## [QUOTED PASSAGE]
_ _ _ _
12 Hanford workers checked for chemical vapor exposure
Work to empty a Hanford tank with an interior leak has been stopped after several workers reported suspicious odors that may have been from chemical vapors on Thursday.
A total of 12 workers were taken for on-site medical evaluations, according to information available Thursday evening.
The first two workers had been wearing respirators with supplied oxygen because they were in an area designated as a vapor control zone. Work was being done that could increase the risk of chemical vapors in the air.
After leaving the vapor control zone early Thursday afternoon, they took off their respirators and smelled odors. They also reported having headaches.
Work was underway Thursday to remove waste from double-shell tank AY-102, which is leaking waste from its interior shell into the space between its shells. The waste was being transferred to a nearby group of tanks, the AP Tank Farm, to be stored in a sturdier double-shell tank.
The workers who smelled the odors were in the AP Tank Farm. They were sent to the Hanford on-site medical provider for evaluations and had been released by the end of the day.
Six other workers who were in the AP Tank Farm when the odors were detected also left the farm, as is Hanford policy, according to a statement from the Department of Energy.
Shortly after that, two additional workers who were walking the line that transfers the waste to the AP Tank Farm to monitor it smelled an odor, according to a memo sent to Washington River Protection Solutions workers. The workers, both industrial hygienists, were outside the AP Tank Farm.
By mid-afternoon at least one other worker outside a nearby tank farm smelled an odor.
Those additional workers, plus several others in the area, went to the on-site medical provider for evaluations. One had been in a vehicle driving through the area.
The results of 10 of the evaluations were not available yet Thursday evening.
Concerns have been raised that workers exposed to chemical vapors could develop serious, long-term medical issues.
Washington River Protection Solutions has required supplied-air respirators for much of the work in the tank farms while it implements recommendations from an independent report to better protect workers.
A multi-year plan was announced in February 2015 to address the 47 recommendations in the report. The plan calls for expanded data collection, new research studies and new technologies.
The state of Washington, Hanford Challenge and Local Union 598 have filed lawsuits to better protect workers from chemical vapors.
Pumping to remove waste from tank AY-102 was stopped Thursday afternoon. However, pumping will be done as needed to remove leaking waste as it accumulates in the space between the tank’s shells.
_ _ _ _
## [TASK DETAILS]
Echo the passage from the Hanford vapor article word for word, starting with "Concerns have been" and going on through "from chemical vapors.". The records below this point were taken from a separate source.
_ _ _ _
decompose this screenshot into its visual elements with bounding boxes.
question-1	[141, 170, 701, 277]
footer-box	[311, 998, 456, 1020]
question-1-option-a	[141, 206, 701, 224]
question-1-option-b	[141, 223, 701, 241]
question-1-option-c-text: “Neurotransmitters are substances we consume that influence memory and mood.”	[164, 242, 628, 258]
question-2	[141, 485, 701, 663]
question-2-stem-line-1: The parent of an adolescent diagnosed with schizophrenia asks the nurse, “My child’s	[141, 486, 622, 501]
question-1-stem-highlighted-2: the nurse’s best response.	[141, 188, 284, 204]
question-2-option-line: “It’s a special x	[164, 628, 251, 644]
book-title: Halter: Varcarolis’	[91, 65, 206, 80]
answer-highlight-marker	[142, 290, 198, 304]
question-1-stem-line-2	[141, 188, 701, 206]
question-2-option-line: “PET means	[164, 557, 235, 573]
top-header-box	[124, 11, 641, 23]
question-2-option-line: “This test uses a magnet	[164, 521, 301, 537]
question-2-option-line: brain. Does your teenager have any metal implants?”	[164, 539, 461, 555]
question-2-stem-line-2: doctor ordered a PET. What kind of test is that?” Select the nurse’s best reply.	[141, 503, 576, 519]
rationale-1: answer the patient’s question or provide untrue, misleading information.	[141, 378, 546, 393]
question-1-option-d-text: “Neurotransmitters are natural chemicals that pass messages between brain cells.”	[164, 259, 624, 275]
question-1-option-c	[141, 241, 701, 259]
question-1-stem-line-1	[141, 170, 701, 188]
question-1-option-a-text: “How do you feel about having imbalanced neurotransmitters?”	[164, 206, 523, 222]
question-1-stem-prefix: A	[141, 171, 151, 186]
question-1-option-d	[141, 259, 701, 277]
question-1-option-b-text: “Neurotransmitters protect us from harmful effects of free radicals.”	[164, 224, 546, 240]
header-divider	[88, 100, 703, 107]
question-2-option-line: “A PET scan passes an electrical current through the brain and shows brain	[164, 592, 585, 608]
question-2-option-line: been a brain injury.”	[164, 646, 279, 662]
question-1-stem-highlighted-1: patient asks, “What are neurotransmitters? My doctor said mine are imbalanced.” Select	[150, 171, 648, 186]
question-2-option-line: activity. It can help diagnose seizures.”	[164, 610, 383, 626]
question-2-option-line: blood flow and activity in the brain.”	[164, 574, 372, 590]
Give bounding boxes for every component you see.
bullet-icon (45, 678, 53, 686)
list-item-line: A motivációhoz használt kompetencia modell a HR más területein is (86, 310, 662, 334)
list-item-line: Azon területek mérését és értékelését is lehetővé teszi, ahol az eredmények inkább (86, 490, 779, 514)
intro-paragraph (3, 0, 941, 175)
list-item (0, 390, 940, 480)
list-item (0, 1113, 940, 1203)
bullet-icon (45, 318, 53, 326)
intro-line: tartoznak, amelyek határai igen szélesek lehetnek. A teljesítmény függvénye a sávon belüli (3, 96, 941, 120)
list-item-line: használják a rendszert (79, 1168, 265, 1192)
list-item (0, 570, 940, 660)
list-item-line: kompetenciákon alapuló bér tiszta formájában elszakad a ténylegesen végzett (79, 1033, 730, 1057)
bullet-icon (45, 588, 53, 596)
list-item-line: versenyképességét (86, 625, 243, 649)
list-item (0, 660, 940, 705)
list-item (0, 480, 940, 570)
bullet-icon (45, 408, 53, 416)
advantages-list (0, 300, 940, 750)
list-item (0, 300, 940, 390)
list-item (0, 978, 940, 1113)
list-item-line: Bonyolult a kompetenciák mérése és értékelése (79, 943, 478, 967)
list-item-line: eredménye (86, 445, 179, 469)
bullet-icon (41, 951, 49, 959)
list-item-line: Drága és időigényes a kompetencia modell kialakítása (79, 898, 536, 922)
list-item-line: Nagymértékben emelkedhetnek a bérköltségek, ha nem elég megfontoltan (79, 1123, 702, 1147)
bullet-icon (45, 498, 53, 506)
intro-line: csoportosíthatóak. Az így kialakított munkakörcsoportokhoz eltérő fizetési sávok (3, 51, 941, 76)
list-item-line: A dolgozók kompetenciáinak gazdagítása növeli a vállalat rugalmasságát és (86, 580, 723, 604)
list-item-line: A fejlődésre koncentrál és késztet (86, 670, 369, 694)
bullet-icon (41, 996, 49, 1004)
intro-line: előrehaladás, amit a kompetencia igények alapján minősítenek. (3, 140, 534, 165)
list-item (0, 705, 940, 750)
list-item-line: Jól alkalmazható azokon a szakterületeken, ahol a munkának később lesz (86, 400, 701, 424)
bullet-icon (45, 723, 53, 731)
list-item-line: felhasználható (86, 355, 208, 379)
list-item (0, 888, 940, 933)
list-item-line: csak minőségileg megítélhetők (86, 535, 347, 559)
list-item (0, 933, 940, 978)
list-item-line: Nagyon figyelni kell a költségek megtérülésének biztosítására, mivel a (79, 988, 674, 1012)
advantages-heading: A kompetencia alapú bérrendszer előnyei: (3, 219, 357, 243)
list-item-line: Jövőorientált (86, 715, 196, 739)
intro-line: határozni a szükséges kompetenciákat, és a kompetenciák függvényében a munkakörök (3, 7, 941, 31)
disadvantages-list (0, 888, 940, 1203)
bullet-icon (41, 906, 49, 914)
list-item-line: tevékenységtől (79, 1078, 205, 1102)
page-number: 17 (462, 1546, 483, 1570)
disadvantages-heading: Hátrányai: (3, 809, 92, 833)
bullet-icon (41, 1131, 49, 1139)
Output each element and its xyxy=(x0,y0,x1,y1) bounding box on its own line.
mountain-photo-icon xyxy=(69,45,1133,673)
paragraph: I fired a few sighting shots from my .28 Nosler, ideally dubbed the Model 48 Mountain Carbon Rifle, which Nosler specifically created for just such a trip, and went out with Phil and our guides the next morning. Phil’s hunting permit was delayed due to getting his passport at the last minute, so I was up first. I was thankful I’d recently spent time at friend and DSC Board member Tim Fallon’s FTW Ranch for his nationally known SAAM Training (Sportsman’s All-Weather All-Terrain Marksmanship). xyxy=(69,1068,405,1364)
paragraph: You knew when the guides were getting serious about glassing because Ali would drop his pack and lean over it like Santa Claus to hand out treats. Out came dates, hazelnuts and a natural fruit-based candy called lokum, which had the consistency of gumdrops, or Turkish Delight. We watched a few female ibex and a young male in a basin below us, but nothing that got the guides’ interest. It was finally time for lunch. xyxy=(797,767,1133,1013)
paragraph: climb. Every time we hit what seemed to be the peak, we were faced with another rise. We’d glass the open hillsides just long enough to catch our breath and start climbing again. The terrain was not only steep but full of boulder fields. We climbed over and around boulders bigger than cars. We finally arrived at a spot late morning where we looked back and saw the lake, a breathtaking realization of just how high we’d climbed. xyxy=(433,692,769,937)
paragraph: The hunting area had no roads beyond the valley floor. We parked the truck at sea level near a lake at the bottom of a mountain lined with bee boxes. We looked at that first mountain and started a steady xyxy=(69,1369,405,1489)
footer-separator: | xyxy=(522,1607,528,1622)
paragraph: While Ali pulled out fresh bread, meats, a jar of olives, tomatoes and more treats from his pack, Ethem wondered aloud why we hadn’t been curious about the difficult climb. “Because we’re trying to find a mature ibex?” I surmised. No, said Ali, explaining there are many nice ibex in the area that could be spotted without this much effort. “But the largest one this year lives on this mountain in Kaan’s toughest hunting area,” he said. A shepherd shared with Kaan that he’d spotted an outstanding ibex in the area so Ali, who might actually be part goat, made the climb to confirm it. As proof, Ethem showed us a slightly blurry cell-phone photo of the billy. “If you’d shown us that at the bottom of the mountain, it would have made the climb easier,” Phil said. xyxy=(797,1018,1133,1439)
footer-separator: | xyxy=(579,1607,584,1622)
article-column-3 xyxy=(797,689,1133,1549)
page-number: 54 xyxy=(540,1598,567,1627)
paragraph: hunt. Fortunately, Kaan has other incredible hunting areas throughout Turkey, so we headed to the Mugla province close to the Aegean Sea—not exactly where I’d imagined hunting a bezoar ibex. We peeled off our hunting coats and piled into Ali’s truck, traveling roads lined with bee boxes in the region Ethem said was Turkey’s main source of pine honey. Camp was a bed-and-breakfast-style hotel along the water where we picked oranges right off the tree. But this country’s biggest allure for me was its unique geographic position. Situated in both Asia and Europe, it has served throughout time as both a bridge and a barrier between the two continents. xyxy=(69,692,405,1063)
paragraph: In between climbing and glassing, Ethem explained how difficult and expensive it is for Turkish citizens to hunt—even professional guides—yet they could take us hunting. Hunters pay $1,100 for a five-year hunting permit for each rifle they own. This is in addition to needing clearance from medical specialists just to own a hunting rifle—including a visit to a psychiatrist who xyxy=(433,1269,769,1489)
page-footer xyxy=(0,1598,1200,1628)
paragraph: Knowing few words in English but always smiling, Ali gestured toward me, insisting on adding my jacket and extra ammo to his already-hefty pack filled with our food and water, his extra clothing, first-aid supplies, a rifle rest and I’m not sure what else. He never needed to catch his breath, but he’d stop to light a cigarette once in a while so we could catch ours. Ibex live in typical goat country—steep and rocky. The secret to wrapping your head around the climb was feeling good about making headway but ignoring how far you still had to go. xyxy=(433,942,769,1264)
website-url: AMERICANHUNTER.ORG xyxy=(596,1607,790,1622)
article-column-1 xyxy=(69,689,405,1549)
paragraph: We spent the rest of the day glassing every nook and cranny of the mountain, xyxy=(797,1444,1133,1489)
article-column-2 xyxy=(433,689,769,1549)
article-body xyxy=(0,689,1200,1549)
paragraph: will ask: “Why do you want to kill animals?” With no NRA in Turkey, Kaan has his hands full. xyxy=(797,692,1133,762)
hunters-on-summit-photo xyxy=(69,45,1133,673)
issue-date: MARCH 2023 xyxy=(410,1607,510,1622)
_ _ _ _
## [THE COMPLETED TASK]
Concerns have been raised that workers exposed to chemical vapors could develop serious, long-term medical issues.
Washington River Protection Solutions has required supplied-air respirators for much of the work in the tank farms while it implements recommendations from an independent report to better protect workers.
A multi-year plan was announced in February 2015 to address the 47 recommendations in the report. The plan calls for expanded data collection, new research studies and new technologies.
The state of Washington, Hanford Challenge and Local Union 598 have filed lawsuits to better protect workers from chemical vapors.